[A run of records]
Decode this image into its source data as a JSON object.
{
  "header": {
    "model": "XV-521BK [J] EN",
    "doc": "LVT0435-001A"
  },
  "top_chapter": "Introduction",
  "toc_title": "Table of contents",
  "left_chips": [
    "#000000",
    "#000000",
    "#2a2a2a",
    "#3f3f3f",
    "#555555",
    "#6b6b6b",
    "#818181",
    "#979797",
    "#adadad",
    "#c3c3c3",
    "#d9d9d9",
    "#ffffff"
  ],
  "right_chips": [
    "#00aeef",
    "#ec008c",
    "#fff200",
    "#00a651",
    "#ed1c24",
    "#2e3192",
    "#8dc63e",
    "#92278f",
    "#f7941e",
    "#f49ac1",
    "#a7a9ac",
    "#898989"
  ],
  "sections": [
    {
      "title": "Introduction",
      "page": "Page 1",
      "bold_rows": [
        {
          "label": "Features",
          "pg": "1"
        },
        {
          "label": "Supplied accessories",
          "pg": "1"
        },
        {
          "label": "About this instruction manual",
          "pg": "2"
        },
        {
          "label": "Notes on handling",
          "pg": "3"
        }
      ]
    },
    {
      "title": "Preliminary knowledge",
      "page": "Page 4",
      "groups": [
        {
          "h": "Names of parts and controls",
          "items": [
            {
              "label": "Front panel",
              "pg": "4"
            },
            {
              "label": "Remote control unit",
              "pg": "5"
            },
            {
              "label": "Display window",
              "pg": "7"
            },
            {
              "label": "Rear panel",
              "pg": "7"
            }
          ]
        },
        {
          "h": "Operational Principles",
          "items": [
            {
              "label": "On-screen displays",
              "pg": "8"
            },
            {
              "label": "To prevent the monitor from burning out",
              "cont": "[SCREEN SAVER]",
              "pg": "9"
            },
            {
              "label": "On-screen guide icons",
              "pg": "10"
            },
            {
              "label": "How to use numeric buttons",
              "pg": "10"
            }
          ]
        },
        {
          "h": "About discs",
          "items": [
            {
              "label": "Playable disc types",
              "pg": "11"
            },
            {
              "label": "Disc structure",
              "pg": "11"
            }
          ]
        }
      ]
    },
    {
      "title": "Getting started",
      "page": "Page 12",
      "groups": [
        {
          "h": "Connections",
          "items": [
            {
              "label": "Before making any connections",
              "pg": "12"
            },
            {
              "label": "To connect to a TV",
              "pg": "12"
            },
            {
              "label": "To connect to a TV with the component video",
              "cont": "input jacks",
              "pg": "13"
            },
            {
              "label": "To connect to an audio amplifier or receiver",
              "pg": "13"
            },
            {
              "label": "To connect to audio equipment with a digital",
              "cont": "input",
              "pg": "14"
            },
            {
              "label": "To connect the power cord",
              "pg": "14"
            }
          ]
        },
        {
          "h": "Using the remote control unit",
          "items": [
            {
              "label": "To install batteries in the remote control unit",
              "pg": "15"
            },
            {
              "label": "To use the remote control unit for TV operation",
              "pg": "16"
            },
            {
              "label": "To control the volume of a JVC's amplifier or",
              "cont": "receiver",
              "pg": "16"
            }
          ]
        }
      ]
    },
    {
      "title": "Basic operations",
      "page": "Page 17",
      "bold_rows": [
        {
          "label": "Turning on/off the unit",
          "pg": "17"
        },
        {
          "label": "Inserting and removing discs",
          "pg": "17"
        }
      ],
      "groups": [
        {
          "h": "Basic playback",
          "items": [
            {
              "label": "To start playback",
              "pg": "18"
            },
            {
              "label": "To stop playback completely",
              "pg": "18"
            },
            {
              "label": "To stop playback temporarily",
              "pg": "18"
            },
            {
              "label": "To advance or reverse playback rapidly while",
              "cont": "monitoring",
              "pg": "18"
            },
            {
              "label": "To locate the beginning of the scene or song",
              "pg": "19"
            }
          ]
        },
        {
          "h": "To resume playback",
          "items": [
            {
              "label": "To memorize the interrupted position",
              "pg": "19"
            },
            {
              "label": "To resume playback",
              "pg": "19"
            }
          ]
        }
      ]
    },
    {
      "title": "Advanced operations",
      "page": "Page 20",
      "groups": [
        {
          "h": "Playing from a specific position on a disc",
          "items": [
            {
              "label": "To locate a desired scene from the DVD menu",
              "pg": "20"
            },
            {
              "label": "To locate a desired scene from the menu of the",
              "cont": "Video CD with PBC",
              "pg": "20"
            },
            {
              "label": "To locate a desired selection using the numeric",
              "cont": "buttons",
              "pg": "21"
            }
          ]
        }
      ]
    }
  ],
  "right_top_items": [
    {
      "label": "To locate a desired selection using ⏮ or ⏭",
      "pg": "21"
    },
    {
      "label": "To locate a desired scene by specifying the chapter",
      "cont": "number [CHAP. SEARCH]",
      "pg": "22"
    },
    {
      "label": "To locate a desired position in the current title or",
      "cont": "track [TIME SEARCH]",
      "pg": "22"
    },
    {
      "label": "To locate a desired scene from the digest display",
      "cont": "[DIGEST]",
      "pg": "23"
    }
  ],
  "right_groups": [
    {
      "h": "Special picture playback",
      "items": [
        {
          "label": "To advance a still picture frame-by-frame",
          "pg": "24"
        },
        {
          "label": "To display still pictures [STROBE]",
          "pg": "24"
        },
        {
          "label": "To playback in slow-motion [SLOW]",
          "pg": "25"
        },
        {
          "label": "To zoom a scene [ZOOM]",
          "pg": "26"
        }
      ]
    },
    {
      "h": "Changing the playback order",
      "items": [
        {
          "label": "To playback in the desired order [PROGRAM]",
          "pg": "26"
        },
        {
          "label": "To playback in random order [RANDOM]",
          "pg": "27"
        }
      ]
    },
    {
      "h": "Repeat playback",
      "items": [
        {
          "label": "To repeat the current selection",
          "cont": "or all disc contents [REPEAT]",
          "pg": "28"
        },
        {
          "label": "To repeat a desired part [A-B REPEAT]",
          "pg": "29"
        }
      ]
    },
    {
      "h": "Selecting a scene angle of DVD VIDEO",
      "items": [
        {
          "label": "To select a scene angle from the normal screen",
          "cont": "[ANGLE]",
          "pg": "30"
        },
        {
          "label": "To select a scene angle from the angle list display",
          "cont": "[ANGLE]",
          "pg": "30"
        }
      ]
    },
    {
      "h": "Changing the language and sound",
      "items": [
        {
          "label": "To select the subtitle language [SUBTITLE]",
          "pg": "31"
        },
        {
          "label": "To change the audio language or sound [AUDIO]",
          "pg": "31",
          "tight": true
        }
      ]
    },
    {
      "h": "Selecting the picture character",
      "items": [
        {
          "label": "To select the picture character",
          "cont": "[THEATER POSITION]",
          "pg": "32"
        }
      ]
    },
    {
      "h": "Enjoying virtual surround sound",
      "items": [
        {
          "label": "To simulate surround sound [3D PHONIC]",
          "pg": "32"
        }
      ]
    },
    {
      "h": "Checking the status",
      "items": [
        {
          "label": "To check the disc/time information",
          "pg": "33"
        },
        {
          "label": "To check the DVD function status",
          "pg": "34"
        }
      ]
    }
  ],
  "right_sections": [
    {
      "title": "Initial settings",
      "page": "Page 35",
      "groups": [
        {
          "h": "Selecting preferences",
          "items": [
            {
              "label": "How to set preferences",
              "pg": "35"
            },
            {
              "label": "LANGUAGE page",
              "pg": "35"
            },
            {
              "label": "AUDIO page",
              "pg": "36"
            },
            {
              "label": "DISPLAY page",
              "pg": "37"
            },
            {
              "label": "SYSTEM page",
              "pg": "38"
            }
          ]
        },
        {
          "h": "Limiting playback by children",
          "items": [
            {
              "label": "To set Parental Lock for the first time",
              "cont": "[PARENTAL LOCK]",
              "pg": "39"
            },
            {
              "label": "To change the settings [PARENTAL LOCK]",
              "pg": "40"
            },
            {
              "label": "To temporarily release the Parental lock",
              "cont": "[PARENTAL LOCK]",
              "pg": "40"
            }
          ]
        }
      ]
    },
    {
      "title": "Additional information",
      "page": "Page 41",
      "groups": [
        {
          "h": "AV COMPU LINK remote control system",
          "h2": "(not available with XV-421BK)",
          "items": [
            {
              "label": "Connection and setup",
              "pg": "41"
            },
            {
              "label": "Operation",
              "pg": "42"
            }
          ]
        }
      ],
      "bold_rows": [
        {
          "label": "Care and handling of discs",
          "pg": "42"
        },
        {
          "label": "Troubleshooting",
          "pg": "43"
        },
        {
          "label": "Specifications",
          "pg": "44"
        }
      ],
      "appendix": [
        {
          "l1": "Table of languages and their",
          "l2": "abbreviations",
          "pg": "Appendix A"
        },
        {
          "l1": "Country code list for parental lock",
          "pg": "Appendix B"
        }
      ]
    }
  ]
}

OBJECTIVE >>
Counting only lines of the data above that hold "sound", report the total and nothing else.

ANSWER TO THIS TASK >>
4